▶ **RECORDS TO USE**:
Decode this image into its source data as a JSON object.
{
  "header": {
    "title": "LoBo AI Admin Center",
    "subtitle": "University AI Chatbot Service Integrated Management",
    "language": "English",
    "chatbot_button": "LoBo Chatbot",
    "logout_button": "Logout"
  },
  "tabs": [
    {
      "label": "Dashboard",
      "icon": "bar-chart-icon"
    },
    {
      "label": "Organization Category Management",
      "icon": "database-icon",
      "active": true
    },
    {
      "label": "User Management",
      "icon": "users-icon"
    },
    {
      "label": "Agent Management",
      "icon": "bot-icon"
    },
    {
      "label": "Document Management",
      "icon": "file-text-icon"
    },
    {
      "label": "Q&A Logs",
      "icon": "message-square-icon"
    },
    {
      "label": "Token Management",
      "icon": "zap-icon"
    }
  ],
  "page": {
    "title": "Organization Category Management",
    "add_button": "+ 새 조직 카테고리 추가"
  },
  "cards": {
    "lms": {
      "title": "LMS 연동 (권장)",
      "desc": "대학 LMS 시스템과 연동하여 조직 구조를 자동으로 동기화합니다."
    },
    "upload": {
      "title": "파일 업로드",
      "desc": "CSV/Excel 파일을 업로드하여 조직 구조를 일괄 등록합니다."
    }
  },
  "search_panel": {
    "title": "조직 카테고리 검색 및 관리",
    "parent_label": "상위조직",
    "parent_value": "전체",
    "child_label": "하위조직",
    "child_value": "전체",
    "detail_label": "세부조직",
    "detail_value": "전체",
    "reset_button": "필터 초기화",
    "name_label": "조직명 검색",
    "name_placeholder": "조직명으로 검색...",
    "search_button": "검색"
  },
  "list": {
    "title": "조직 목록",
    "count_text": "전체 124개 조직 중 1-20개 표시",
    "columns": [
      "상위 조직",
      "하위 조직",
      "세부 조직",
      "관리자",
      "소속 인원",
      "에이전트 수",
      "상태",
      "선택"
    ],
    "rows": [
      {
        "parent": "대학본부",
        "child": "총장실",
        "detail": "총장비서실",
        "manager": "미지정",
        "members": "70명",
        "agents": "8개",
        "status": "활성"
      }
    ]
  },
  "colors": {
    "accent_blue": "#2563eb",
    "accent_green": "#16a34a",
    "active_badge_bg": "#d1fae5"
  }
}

==

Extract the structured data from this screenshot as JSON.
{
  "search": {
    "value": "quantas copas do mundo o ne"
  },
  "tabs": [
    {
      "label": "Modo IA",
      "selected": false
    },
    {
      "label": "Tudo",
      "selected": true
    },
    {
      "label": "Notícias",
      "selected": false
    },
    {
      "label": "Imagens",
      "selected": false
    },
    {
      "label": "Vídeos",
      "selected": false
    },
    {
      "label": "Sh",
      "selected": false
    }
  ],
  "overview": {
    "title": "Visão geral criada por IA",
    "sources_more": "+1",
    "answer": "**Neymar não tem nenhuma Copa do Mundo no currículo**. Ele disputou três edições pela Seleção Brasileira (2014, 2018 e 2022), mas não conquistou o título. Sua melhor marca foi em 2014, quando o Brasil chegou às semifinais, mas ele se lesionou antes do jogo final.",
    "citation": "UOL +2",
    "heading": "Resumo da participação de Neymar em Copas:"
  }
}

▶ **TASK INSTRUCTIONS**:
Find the string "Category" in the records, then copy each line where it occurs.

▶ **EXERCISE SOLUTION**:
      "label": "Organization Category Management",
    "title": "Organization Category Management",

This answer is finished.